## EXERCISE REQUIREMENTS
Look through the material below for "this". Copy every line that contains it.

++++ EXTRACTED INFORMATION

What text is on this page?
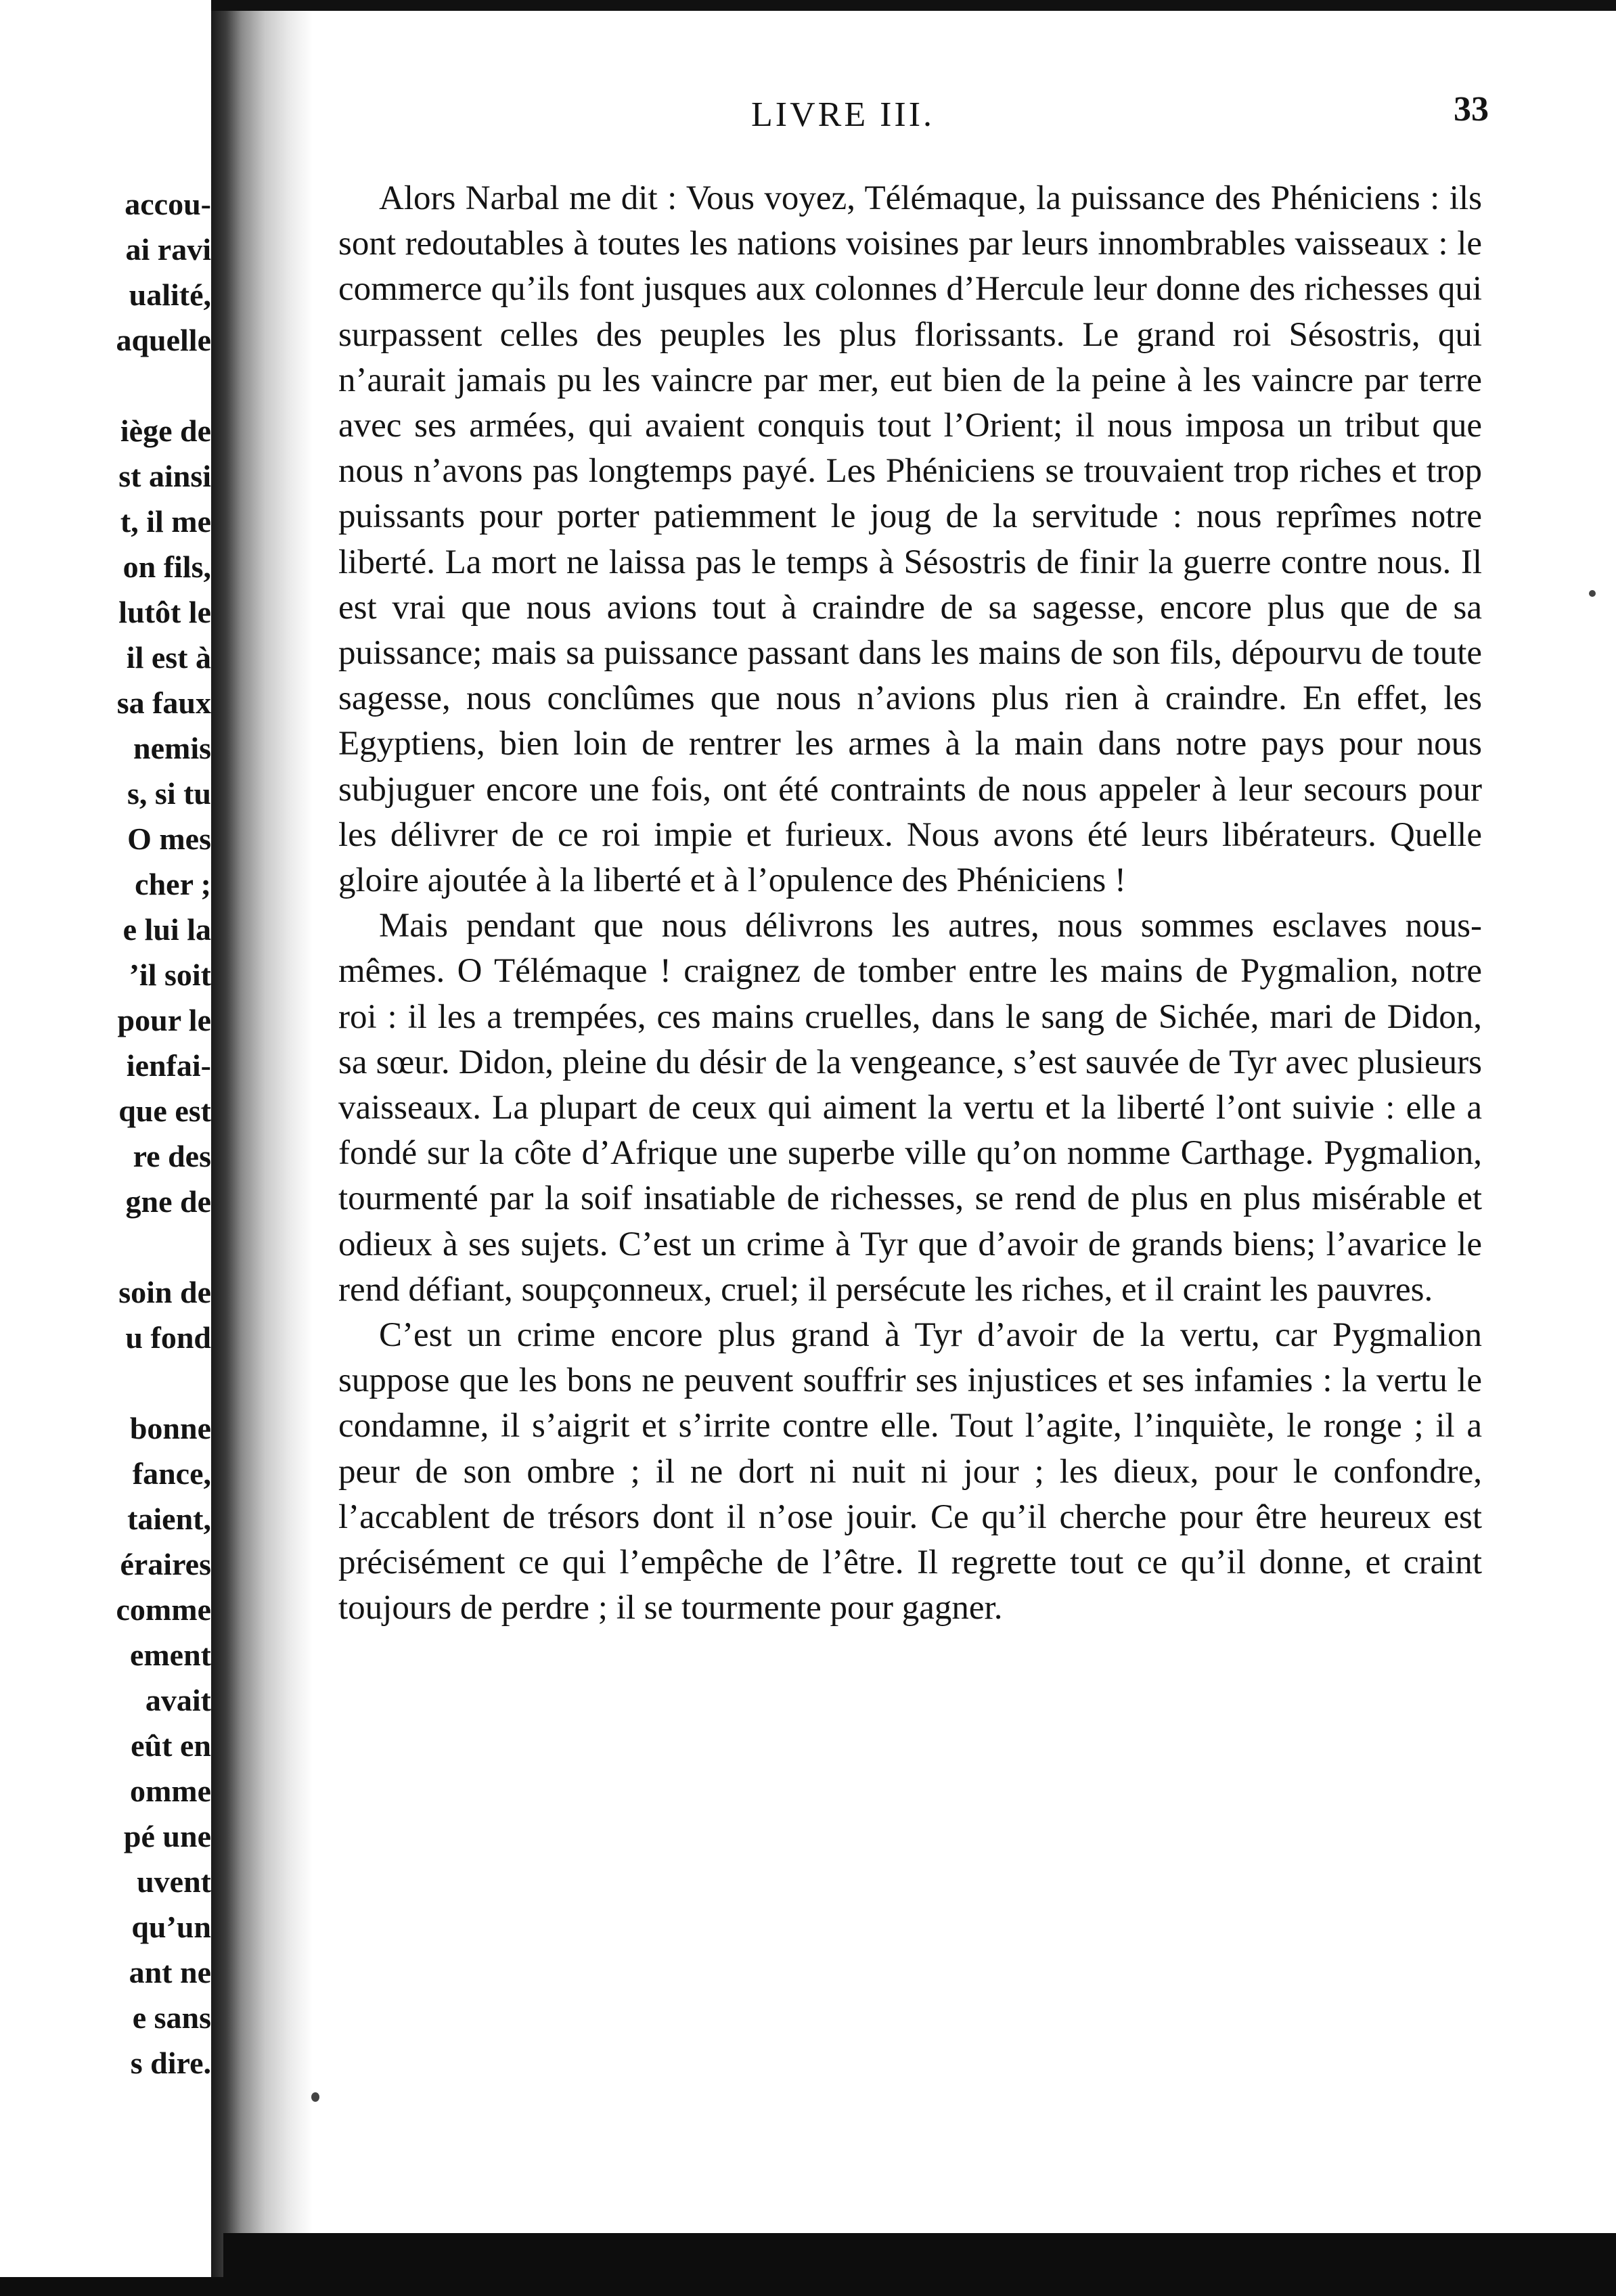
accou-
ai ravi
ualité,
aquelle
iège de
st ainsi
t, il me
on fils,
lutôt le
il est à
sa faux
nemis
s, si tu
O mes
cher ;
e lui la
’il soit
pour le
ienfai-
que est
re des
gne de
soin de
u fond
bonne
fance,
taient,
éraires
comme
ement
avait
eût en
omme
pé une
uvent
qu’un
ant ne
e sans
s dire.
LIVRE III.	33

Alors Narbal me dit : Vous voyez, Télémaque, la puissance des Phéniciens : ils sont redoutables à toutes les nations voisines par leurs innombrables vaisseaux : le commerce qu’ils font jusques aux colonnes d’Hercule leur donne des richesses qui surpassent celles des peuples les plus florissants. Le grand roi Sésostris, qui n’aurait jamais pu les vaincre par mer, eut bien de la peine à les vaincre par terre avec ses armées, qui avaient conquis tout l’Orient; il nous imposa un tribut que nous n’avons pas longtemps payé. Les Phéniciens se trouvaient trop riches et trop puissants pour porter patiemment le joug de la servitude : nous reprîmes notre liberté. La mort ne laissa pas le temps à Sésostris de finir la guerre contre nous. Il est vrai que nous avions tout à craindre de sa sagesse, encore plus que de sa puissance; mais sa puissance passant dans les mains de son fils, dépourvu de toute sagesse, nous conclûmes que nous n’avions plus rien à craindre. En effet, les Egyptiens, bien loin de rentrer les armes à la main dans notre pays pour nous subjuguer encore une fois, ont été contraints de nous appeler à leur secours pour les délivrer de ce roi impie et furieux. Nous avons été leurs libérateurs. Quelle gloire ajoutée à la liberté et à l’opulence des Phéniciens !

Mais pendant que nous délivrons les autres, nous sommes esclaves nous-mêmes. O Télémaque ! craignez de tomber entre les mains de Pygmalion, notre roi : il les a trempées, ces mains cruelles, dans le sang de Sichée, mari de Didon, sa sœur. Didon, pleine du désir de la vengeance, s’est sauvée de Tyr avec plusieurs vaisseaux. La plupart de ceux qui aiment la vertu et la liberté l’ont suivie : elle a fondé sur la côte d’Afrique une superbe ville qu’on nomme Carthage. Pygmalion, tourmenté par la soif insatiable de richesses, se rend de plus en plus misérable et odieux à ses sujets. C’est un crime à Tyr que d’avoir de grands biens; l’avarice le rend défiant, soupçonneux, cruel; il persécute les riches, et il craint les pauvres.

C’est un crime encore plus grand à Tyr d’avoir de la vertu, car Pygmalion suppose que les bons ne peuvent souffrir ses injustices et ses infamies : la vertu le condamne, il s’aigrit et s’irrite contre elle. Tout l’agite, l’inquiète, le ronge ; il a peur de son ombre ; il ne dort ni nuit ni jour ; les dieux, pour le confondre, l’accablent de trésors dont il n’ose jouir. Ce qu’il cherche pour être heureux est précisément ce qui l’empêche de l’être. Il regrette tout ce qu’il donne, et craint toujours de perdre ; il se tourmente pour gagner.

++++++++
++++ EXTRACTED INFORMATION

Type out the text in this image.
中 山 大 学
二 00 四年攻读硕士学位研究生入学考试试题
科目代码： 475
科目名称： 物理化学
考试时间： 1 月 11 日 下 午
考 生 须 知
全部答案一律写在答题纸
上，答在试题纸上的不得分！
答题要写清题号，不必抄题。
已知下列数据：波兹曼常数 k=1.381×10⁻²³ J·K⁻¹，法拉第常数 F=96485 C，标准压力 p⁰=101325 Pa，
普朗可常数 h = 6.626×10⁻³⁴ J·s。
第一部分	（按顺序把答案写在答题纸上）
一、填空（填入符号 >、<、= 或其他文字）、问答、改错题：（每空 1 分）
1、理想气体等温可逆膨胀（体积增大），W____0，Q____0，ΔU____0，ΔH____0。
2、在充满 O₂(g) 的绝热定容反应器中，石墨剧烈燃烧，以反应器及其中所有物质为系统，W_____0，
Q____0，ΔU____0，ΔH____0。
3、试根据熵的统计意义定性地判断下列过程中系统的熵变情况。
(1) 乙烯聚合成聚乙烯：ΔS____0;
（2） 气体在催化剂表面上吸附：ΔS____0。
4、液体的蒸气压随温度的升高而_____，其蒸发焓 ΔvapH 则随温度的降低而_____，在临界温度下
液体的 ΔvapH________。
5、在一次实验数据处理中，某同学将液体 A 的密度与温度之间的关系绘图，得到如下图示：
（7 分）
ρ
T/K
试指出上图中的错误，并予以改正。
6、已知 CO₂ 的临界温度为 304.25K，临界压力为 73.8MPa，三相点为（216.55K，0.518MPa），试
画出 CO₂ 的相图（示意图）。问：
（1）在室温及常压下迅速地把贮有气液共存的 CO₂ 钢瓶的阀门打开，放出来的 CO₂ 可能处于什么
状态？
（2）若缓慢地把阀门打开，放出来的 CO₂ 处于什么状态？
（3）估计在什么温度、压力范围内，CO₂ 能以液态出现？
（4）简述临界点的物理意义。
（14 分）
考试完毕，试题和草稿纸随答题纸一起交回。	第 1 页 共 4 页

++++++++

## EXPECTED ANSWER
What text is on this page?
Type out the text in this image.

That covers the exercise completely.